What this task involves: Would you repeat the entries beneath, with nothing changed?

Stored entries:
- Opening Delimiter -

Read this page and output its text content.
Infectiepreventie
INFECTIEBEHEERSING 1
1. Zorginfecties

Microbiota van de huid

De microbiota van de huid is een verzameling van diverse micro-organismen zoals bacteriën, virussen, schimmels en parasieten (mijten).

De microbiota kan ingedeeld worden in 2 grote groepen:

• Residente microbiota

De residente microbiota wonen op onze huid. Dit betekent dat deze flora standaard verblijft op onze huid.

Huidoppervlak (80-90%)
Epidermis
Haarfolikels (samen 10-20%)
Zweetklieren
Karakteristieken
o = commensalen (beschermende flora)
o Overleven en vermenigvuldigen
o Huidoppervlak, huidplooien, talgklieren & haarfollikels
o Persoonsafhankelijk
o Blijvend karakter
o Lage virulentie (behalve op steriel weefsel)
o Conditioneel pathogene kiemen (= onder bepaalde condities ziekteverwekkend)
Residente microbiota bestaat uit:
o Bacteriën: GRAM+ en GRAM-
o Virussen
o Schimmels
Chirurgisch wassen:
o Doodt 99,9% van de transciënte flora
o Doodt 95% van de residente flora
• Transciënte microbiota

- Closing Delimiter -

Expected answer:
Read this page and output its text content.
Infectiepreventie
INFECTIEBEHEERSING 1
1. Zorginfecties

Microbiota van de huid

De microbiota van de huid is een verzameling van diverse micro-organismen zoals bacteriën, virussen, schimmels en parasieten (mijten).

De microbiota kan ingedeeld worden in 2 grote groepen:

• Residente microbiota

De residente microbiota wonen op onze huid. Dit betekent dat deze flora standaard verblijft op onze huid.

Huidoppervlak (80-90%)
Epidermis
Haarfolikels (samen 10-20%)
Zweetklieren
Karakteristieken
o = commensalen (beschermende flora)
o Overleven en vermenigvuldigen
o Huidoppervlak, huidplooien, talgklieren & haarfollikels
o Persoonsafhankelijk
o Blijvend karakter
o Lage virulentie (behalve op steriel weefsel)
o Conditioneel pathogene kiemen (= onder bepaalde condities ziekteverwekkend)
Residente microbiota bestaat uit:
o Bacteriën: GRAM+ en GRAM-
o Virussen
o Schimmels
Chirurgisch wassen:
o Doodt 99,9% van de transciënte flora
o Doodt 95% van de residente flora
• Transciënte microbiota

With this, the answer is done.